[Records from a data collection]
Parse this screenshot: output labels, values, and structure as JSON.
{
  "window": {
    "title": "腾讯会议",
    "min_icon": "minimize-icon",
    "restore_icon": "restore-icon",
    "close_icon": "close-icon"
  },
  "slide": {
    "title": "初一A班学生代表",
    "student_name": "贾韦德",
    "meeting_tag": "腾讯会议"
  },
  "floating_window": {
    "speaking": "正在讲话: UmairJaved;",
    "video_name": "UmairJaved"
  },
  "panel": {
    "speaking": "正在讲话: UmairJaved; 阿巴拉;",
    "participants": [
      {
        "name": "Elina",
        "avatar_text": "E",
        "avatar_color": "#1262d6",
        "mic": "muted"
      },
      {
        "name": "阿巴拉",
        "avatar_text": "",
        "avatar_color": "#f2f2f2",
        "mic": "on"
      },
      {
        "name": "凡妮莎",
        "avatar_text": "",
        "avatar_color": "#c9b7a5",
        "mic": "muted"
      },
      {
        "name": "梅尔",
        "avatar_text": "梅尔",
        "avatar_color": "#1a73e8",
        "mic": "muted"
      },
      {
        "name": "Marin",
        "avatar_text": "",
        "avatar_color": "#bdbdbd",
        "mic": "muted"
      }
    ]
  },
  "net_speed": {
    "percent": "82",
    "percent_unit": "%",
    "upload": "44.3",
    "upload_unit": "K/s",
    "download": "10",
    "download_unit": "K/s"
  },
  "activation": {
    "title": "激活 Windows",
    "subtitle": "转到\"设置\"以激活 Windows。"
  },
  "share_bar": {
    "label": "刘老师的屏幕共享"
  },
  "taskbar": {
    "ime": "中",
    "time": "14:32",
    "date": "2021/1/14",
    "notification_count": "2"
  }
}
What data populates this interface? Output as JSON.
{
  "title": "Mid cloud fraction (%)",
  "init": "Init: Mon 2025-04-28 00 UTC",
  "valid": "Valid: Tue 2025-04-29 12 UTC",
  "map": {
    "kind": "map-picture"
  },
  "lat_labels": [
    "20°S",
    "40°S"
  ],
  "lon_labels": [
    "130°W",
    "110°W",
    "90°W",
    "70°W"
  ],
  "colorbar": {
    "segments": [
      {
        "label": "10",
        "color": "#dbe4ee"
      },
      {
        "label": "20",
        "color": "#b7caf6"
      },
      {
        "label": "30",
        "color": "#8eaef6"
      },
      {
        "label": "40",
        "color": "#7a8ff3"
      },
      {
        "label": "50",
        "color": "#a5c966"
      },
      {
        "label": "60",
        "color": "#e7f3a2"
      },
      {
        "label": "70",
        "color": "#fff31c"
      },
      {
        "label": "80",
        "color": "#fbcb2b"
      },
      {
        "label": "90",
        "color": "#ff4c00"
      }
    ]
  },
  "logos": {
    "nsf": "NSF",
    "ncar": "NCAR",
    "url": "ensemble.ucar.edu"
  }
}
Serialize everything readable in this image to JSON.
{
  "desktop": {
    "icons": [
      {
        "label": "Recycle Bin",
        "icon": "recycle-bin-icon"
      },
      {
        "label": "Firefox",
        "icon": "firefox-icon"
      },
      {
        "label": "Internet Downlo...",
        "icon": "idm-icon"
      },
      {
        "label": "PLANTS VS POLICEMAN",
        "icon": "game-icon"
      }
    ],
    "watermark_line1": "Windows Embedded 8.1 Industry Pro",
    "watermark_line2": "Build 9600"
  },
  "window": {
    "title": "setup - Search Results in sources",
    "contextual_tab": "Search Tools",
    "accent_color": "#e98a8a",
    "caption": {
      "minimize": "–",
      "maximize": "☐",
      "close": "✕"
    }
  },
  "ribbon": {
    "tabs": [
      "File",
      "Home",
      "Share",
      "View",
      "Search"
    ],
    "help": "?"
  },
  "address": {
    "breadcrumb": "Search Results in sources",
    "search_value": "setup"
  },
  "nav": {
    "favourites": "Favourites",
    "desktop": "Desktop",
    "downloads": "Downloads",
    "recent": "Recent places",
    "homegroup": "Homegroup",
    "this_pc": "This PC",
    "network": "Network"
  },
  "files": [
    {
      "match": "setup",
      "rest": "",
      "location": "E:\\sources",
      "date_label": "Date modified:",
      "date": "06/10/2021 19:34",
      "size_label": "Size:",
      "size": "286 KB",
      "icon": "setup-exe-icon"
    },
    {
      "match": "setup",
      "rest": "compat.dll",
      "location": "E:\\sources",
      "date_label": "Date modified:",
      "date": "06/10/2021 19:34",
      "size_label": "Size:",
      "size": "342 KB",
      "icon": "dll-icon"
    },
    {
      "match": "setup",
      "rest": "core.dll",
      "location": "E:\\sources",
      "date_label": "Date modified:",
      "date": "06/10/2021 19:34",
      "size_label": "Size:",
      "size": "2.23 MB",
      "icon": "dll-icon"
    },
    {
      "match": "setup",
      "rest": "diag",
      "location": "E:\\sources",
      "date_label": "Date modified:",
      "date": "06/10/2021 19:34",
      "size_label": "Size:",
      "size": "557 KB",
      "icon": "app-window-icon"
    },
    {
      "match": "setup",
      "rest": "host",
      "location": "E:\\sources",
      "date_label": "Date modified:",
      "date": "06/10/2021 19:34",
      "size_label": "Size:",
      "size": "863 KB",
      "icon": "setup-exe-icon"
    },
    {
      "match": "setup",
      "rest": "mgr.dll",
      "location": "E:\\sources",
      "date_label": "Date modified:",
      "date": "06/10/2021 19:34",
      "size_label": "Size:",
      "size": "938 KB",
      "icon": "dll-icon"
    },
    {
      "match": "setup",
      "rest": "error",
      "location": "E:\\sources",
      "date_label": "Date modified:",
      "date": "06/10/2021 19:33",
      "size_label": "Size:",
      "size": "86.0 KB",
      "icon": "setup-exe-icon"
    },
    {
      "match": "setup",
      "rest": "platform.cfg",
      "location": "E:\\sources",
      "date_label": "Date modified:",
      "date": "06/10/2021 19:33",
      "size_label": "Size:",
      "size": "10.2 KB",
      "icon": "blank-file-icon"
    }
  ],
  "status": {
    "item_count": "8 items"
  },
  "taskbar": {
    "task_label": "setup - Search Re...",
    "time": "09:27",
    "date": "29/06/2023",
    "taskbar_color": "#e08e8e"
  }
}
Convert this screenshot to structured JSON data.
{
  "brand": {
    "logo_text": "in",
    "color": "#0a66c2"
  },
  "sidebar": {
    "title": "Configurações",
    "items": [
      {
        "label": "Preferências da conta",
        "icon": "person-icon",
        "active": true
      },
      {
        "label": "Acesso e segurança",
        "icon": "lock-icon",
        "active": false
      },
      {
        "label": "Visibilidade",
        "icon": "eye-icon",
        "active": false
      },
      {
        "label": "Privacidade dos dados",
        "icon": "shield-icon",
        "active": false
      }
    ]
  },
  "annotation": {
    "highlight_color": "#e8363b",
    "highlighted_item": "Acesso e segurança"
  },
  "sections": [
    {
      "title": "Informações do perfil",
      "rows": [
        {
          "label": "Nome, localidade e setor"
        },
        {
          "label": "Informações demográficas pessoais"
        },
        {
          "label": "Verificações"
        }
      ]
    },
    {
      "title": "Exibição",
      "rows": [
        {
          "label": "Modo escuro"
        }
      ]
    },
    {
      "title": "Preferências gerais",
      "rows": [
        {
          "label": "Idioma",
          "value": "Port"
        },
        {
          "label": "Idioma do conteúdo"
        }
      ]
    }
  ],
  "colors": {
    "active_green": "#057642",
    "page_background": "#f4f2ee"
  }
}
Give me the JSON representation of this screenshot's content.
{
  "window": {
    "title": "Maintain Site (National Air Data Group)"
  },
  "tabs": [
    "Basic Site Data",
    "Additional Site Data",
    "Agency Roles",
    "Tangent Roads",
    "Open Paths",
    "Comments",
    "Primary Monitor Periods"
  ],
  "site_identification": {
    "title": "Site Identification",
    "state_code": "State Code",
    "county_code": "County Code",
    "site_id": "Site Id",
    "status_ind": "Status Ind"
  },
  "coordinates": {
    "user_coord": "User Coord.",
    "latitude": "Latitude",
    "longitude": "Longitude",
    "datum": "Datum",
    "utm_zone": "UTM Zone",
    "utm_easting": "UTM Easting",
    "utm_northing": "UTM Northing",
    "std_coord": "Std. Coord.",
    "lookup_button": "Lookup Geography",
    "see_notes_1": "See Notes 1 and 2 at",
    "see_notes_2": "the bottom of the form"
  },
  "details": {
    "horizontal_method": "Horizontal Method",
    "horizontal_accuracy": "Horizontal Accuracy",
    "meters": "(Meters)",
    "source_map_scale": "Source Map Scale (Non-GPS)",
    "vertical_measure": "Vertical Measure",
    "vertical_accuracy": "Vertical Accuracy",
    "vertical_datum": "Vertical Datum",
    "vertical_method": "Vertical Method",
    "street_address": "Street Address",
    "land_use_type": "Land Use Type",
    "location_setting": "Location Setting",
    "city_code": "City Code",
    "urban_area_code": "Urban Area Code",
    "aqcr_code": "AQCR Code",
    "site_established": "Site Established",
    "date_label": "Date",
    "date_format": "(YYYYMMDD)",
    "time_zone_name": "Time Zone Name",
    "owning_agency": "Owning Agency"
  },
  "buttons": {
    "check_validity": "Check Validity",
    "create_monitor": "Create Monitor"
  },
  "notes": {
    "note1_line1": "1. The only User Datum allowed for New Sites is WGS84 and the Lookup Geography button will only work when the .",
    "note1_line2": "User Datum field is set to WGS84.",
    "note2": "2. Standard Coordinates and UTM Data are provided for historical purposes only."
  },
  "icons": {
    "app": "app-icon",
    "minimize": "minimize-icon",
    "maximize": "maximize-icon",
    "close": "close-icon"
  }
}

Given instruction
From the material above, gather all lines that include the string "close" and copy them.

Result of this task
    "close_icon": "close-icon"
      "close": "✕"
    "close": "close-icon"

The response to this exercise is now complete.